> WORK INSTRUCTIONS
Output only the lines from the line holding "OCR this image." through the close of the records, exactly as they appear, with all pictures omitted.

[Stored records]
BEGIN

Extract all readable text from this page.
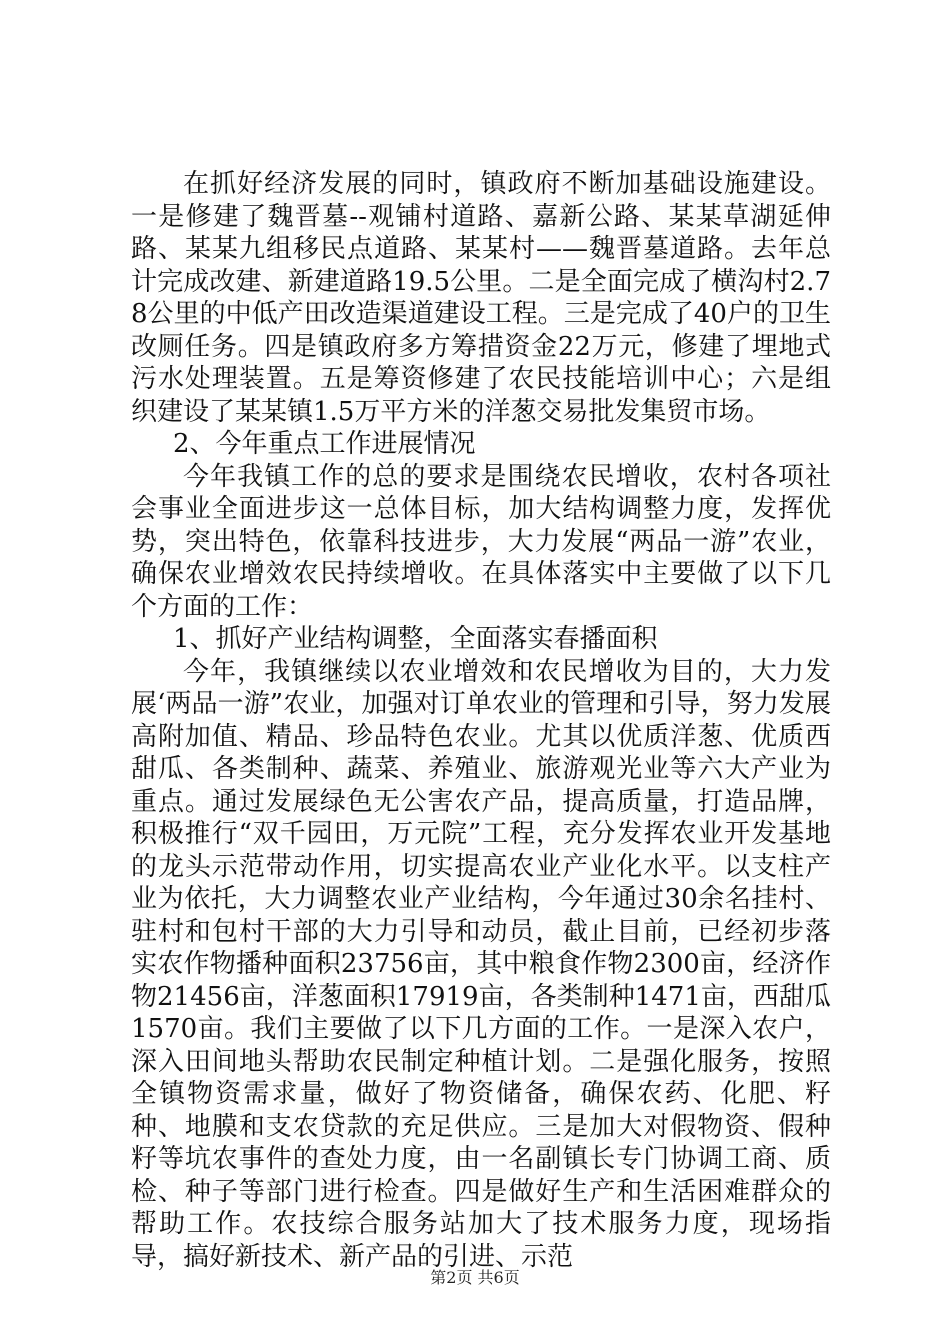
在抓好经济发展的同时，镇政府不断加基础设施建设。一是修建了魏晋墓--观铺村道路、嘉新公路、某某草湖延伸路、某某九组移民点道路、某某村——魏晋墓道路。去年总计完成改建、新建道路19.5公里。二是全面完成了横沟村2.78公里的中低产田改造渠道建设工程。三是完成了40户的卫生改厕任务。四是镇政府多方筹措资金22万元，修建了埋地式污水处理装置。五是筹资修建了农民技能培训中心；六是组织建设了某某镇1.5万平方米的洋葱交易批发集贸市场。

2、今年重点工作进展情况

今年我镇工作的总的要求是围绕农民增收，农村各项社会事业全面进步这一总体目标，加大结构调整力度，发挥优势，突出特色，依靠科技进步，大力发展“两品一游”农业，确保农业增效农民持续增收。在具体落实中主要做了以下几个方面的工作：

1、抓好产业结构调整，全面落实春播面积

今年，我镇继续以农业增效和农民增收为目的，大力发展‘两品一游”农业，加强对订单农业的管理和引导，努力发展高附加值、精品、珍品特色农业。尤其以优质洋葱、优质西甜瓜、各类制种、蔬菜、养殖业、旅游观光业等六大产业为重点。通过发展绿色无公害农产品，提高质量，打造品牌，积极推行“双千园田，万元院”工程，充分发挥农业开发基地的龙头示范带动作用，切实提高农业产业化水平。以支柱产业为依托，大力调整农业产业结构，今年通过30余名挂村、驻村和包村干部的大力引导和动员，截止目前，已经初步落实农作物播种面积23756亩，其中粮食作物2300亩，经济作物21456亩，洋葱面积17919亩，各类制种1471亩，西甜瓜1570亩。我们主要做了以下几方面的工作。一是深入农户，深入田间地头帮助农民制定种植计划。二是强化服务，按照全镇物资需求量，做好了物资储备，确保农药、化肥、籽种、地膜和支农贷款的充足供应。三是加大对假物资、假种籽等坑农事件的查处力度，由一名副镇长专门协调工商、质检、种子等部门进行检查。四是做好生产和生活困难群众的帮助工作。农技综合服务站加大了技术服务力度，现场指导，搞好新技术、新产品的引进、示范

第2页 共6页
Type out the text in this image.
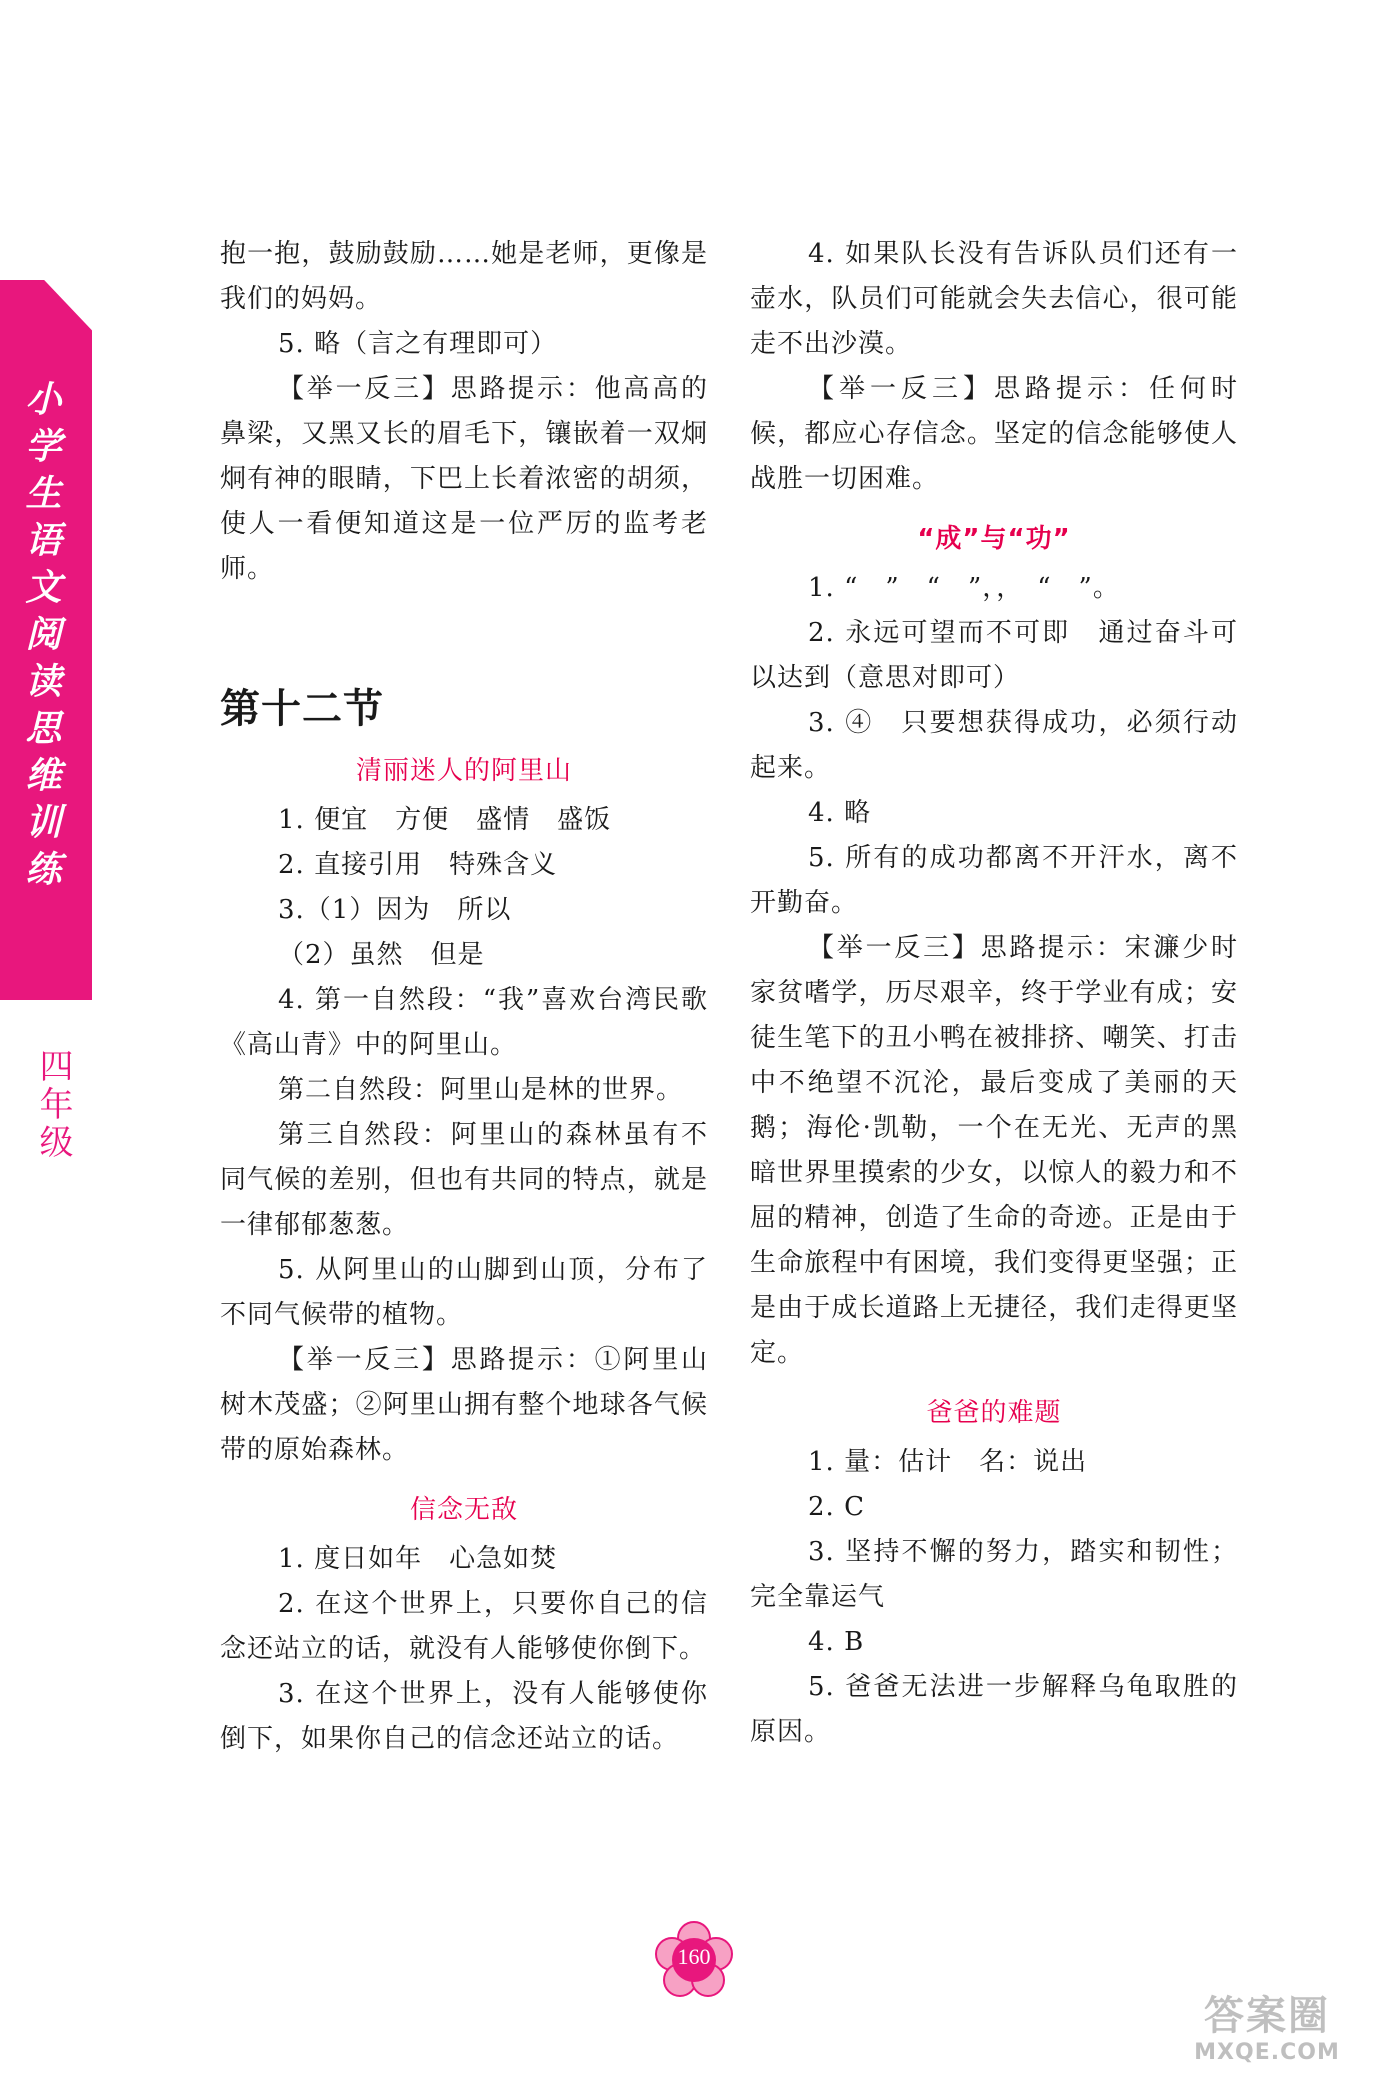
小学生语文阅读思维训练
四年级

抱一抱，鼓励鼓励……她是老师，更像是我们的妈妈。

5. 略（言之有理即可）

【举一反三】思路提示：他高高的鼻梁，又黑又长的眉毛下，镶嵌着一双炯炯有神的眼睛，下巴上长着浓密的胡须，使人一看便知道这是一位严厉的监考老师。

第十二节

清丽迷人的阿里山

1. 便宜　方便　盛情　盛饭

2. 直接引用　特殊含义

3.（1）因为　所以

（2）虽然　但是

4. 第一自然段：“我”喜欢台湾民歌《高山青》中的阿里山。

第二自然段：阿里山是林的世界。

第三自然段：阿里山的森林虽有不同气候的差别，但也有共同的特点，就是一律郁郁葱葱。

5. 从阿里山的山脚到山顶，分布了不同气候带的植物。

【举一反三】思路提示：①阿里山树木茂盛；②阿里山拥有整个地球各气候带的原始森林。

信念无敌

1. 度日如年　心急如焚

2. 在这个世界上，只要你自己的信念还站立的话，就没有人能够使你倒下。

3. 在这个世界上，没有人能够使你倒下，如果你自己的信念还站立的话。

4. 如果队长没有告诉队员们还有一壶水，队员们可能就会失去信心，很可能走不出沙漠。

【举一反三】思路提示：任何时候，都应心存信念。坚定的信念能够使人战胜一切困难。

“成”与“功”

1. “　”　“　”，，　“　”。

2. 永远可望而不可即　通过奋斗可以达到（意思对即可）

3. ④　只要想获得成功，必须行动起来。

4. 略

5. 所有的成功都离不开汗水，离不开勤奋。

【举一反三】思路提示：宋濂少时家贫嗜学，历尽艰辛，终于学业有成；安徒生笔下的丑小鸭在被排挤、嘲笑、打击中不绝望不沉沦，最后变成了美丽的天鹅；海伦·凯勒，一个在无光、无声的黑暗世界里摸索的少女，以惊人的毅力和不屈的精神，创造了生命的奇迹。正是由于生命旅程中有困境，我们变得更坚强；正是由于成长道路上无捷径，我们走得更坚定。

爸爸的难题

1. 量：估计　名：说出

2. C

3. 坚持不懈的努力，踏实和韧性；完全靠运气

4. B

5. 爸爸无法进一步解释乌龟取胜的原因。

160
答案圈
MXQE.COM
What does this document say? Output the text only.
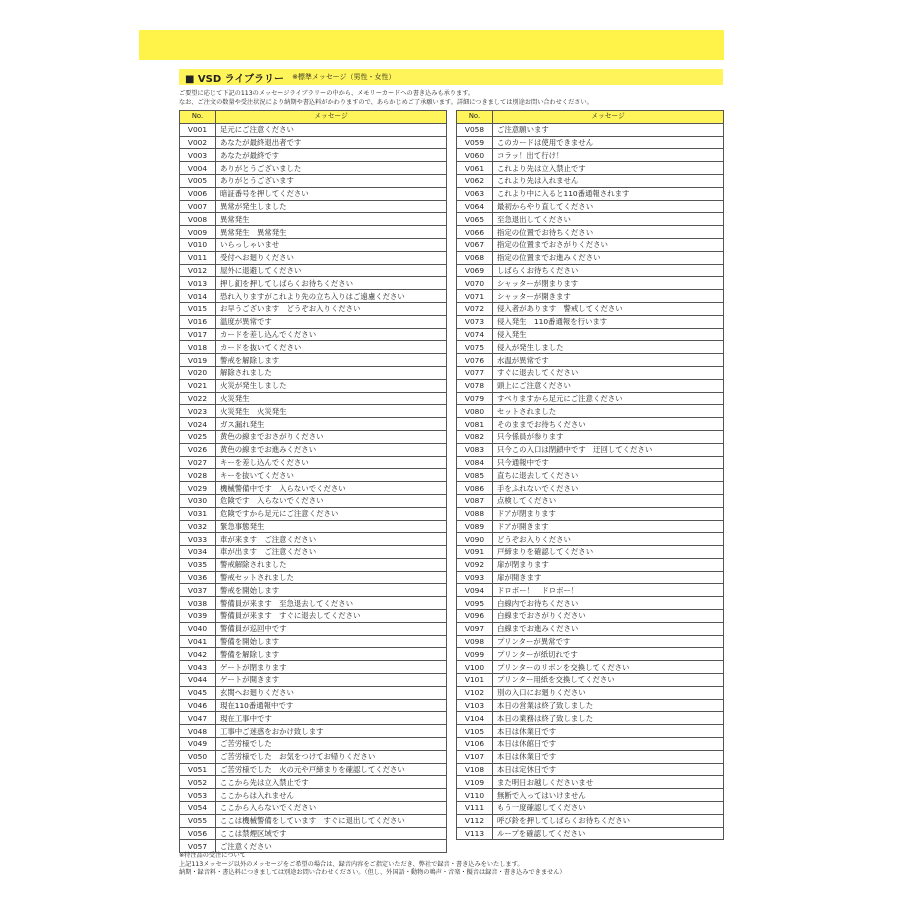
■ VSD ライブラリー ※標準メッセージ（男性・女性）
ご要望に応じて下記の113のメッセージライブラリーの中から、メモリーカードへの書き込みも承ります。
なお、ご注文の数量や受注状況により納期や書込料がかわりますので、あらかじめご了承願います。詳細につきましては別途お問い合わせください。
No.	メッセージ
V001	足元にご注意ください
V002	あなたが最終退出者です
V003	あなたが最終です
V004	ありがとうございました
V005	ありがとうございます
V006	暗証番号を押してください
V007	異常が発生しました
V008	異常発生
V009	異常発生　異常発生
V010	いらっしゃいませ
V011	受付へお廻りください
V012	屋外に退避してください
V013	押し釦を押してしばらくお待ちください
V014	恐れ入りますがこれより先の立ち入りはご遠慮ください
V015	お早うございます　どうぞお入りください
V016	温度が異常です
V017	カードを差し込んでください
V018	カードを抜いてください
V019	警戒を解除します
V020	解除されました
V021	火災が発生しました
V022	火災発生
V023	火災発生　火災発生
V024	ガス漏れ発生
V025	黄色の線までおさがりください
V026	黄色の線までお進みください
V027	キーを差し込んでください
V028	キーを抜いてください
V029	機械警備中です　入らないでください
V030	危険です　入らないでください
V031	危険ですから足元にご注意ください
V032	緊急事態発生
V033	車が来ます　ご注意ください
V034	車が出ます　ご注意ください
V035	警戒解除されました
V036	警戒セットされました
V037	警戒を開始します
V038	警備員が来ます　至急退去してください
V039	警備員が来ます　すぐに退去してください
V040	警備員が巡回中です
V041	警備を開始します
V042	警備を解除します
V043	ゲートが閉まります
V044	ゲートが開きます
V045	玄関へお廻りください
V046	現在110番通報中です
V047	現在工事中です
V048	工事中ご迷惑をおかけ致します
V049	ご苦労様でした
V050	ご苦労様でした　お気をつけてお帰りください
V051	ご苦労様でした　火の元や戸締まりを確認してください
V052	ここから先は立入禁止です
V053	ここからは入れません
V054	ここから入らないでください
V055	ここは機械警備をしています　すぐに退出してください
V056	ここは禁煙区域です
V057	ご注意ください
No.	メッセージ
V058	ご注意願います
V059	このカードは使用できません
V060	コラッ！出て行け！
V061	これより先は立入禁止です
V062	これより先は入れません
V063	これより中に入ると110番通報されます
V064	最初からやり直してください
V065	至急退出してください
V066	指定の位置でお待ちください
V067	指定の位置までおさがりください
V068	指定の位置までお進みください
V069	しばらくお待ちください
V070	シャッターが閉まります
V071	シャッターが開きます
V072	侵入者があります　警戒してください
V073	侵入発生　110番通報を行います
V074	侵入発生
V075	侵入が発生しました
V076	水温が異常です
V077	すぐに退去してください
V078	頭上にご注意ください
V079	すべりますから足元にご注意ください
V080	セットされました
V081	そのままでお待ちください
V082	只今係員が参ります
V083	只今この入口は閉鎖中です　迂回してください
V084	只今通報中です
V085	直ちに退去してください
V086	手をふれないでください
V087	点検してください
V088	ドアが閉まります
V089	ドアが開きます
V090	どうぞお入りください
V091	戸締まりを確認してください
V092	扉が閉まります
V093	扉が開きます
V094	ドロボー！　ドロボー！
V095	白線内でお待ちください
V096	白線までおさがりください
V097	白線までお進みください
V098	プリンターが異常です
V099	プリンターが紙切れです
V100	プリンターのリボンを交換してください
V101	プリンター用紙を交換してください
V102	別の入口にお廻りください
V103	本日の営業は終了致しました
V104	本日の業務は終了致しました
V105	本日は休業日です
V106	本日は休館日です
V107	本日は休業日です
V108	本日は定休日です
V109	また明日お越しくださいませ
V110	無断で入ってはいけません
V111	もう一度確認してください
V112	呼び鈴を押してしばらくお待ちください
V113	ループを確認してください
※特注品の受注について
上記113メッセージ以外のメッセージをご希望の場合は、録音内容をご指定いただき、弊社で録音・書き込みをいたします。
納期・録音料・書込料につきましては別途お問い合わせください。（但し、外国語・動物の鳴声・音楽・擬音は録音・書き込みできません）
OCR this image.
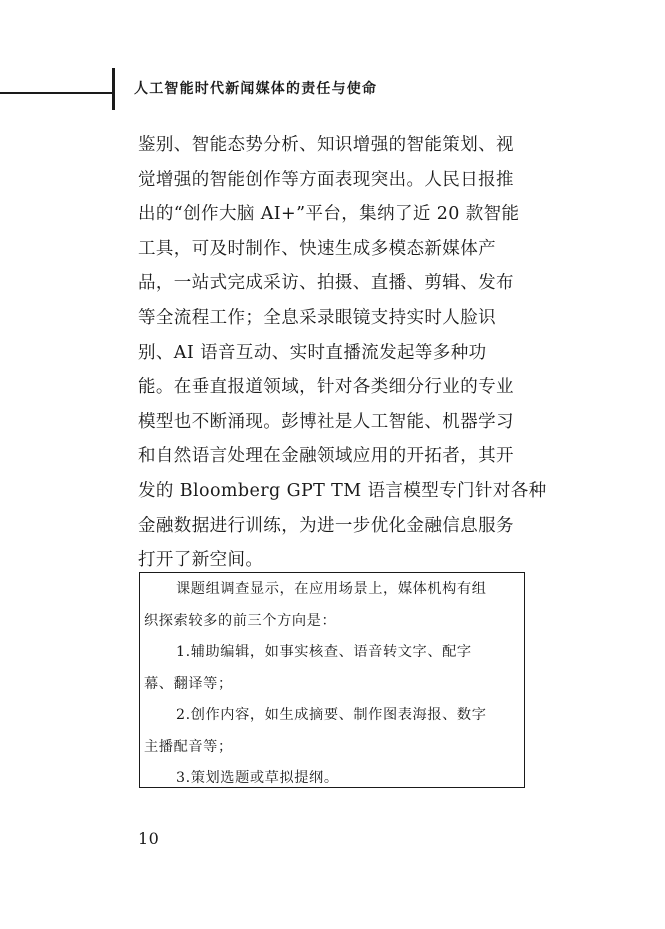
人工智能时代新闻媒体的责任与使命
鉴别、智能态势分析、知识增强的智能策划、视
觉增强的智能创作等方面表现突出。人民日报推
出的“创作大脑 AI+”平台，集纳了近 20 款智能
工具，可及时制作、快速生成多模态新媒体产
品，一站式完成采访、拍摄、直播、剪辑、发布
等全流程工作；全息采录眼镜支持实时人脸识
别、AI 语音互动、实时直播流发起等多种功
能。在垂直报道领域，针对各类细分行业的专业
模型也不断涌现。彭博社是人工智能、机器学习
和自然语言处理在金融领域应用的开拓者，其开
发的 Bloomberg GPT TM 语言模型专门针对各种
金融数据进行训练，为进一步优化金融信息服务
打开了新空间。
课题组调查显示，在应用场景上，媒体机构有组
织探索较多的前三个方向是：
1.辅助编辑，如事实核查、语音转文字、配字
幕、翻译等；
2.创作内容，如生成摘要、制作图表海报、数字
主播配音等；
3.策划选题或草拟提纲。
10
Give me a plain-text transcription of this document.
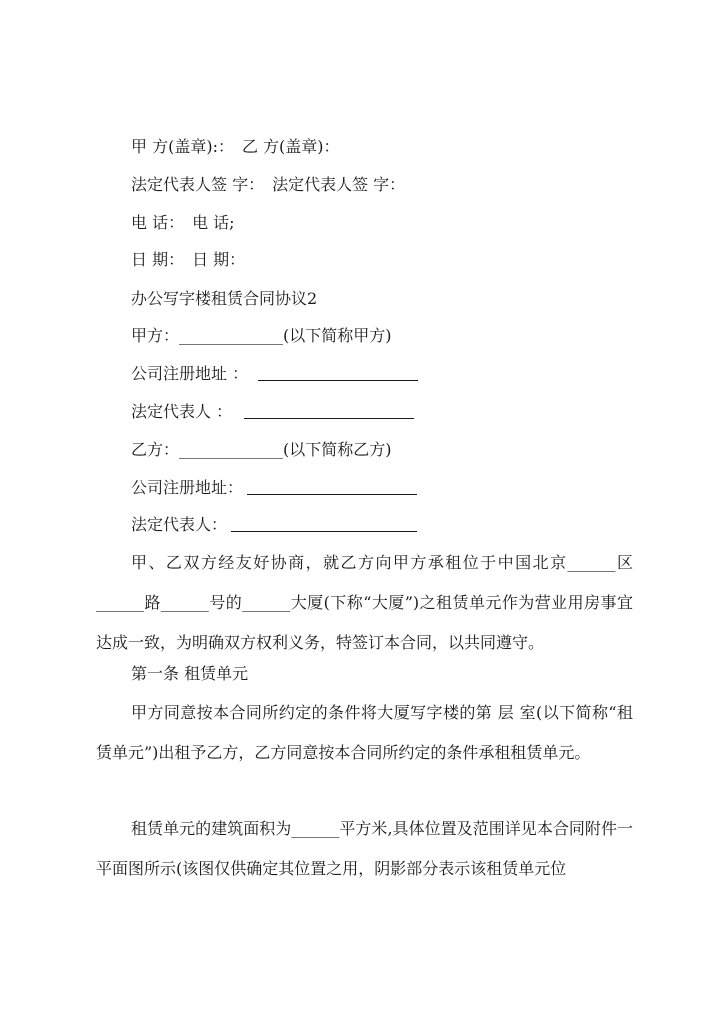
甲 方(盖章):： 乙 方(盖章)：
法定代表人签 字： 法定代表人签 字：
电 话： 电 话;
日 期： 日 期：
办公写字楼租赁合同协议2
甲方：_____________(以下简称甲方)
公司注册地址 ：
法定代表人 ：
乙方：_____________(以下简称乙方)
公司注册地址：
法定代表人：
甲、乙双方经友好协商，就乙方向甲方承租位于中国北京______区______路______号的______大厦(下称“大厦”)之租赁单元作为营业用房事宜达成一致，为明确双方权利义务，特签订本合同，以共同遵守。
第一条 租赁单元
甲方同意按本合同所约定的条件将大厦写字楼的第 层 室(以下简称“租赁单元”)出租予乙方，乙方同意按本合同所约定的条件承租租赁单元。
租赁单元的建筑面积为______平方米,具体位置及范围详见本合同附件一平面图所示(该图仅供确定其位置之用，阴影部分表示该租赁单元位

END

> FULL SOLUTION
OCR this image.
人工智能时代新闻媒体的责任与使命
鉴别、智能态势分析、知识增强的智能策划、视
觉增强的智能创作等方面表现突出。人民日报推
出的“创作大脑 AI+”平台，集纳了近 20 款智能
工具，可及时制作、快速生成多模态新媒体产
品，一站式完成采访、拍摄、直播、剪辑、发布
等全流程工作；全息采录眼镜支持实时人脸识
别、AI 语音互动、实时直播流发起等多种功
能。在垂直报道领域，针对各类细分行业的专业
模型也不断涌现。彭博社是人工智能、机器学习
和自然语言处理在金融领域应用的开拓者，其开
发的 Bloomberg GPT TM 语言模型专门针对各种
金融数据进行训练，为进一步优化金融信息服务
打开了新空间。
课题组调查显示，在应用场景上，媒体机构有组
织探索较多的前三个方向是：
1.辅助编辑，如事实核查、语音转文字、配字
幕、翻译等；
2.创作内容，如生成摘要、制作图表海报、数字
主播配音等；
3.策划选题或草拟提纲。
10
Give me a plain-text transcription of this document.
甲 方(盖章):： 乙 方(盖章)：
法定代表人签 字： 法定代表人签 字：
电 话： 电 话;
日 期： 日 期：
办公写字楼租赁合同协议2
甲方：_____________(以下简称甲方)
公司注册地址 ：
法定代表人 ：
乙方：_____________(以下简称乙方)
公司注册地址：
法定代表人：
甲、乙双方经友好协商，就乙方向甲方承租位于中国北京______区______路______号的______大厦(下称“大厦”)之租赁单元作为营业用房事宜达成一致，为明确双方权利义务，特签订本合同，以共同遵守。
第一条 租赁单元
甲方同意按本合同所约定的条件将大厦写字楼的第 层 室(以下简称“租赁单元”)出租予乙方，乙方同意按本合同所约定的条件承租租赁单元。
租赁单元的建筑面积为______平方米,具体位置及范围详见本合同附件一平面图所示(该图仅供确定其位置之用，阴影部分表示该租赁单元位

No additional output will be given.